▸ **SOAL TERTULIS A**:
Berdasarkan kutipan tentang disk lokal di microservice, apakah setiap pernyataan berikut sesuai? Jawab ya atau tidak, lalu kutip kata-kata dari kutipan yang menjadi dasarnya.
(i) Disk lokal boleh dipakai untuk cache yang bisa dibuang.
(ii) Disk lokal boleh menjadi satu-satunya sumber kebenaran.
(iii) Kutipan itu bertanya soal cleanup yang tidak jalan selama 12 jam.

Asumsi itu salah, terutama di container dan Kubernetes.


1. Core Mental Model

Local filesystem di microservice harus diperlakukan sebagai bounded scratch space.

Local disk is a temporary execution resource, not a durable business resource.

Artinya:

  • boleh dipakai untuk staging;
  • boleh dipakai untuk buffering;
  • boleh dipakai untuk transformasi sementara;
  • boleh dipakai untuk cache yang bisa dibuang;
  • tidak boleh menjadi satu-satunya source of truth;
  • tidak boleh menyimpan state correctness-critical tanpa recovery path;
  • tidak boleh menyimpan secret/raw evidence lebih lama dari kebutuhan;
  • tidak boleh tumbuh tanpa quota;
  • tidak boleh bergantung pada cleanup manual.

Kita ingin desain yang menjawab:

Jika pod mati di tengah operasi file, invariant apa yang tetap benar?
Jika disk penuh, service gagal dengan cara apa?
Jika upload malicious mencoba path traversal, apa yang melindungi sistem?
Jika cleanup tidak jalan selama 6 jam, apa blast radius-nya?

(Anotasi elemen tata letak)

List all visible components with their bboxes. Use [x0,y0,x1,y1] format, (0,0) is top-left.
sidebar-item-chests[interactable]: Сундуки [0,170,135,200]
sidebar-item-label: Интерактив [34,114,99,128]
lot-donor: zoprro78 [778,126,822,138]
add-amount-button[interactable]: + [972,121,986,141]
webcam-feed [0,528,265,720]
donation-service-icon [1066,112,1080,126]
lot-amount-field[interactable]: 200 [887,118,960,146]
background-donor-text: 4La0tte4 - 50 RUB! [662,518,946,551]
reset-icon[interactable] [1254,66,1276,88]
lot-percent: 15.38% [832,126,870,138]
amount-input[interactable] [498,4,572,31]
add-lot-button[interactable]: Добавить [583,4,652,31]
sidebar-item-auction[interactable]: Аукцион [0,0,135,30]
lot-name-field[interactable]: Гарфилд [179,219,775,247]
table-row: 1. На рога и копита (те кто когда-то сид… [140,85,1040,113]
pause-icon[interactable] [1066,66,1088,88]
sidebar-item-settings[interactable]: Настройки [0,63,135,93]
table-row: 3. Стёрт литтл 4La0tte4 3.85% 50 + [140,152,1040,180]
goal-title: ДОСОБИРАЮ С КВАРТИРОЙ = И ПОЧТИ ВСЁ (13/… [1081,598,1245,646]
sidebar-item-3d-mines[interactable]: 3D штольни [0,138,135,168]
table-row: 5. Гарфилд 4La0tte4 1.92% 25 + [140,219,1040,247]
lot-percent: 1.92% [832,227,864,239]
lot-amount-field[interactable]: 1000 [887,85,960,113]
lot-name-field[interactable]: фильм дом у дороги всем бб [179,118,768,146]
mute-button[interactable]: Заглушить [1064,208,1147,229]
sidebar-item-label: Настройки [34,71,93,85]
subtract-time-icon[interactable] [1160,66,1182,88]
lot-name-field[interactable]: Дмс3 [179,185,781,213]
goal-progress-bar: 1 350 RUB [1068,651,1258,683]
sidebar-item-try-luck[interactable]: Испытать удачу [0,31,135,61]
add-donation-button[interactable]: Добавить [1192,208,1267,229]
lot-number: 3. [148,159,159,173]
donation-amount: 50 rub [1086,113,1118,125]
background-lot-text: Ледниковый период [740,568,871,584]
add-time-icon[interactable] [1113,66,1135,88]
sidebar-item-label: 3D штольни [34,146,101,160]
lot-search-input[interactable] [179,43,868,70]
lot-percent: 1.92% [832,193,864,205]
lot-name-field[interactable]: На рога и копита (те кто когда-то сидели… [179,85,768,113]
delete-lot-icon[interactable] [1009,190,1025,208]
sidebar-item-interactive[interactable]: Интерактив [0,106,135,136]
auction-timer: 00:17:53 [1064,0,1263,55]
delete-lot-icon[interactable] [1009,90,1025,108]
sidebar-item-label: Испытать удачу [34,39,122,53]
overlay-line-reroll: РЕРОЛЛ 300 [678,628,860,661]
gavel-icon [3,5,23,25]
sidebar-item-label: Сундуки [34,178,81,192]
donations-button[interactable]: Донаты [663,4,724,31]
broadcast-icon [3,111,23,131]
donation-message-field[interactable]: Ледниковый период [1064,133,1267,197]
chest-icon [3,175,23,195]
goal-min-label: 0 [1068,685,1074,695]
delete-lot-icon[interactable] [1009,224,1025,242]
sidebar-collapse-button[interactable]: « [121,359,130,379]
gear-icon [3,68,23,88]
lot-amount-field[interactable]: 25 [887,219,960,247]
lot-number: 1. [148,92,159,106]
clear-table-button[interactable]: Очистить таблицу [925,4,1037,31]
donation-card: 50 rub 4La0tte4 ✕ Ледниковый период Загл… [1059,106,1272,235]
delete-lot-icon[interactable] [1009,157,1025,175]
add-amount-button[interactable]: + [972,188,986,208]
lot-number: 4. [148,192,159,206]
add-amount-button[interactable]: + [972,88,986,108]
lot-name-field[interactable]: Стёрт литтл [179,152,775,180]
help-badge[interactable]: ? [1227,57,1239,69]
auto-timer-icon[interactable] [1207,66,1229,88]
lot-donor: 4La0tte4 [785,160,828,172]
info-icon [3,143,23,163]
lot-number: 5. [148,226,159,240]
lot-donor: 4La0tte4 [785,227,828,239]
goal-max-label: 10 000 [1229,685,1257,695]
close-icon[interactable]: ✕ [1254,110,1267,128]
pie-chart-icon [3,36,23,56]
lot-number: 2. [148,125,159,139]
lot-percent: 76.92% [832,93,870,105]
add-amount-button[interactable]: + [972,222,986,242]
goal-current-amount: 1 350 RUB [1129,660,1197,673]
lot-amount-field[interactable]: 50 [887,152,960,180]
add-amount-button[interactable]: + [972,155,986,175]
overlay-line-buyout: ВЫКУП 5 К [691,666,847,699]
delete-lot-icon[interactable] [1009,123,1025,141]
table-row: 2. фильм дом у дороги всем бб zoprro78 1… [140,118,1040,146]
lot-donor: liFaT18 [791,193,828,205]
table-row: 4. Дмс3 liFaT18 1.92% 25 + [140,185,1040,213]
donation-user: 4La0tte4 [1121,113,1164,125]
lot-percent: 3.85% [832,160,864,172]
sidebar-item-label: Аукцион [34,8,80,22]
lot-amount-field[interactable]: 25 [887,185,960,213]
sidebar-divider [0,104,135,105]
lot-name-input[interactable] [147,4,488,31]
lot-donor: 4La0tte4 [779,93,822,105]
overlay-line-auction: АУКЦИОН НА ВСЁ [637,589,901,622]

▸ **SOAL TERTULIS B**:
Cetak ulang tanpa perubahan bagian baris data latihan yang dimulai dari baris pertama dan diakhiri dengan baris yang memuat "table-row: 3. Стёрт". Kedua ujungnya ikut disalin.

▸ **JAWABAN BENAR A**:
(i) Ya: "boleh dipakai untuk cache yang bisa dibuang"
(ii) Tidak: "tidak boleh menjadi satu-satunya source of truth"
(iii) Tidak: "Jika cleanup tidak jalan selama 6 jam"

▸ **JAWABAN BENAR B**:
List all visible components with their bboxes. Use [x0,y0,x1,y1] format, (0,0) is top-left.
sidebar-item-chests[interactable]: Сундуки [0,170,135,200]
sidebar-item-label: Интерактив [34,114,99,128]
lot-donor: zoprro78 [778,126,822,138]
add-amount-button[interactable]: + [972,121,986,141]
webcam-feed [0,528,265,720]
donation-service-icon [1066,112,1080,126]
lot-amount-field[interactable]: 200 [887,118,960,146]
background-donor-text: 4La0tte4 - 50 RUB! [662,518,946,551]
reset-icon[interactable] [1254,66,1276,88]
lot-percent: 15.38% [832,126,870,138]
amount-input[interactable] [498,4,572,31]
add-lot-button[interactable]: Добавить [583,4,652,31]
sidebar-item-auction[interactable]: Аукцион [0,0,135,30]
lot-name-field[interactable]: Гарфилд [179,219,775,247]
table-row: 1. На рога и копита (те кто когда-то сид… [140,85,1040,113]
pause-icon[interactable] [1066,66,1088,88]
sidebar-item-settings[interactable]: Настройки [0,63,135,93]
table-row: 3. Стёрт литтл 4La0tte4 3.85% 50 + [140,152,1040,180]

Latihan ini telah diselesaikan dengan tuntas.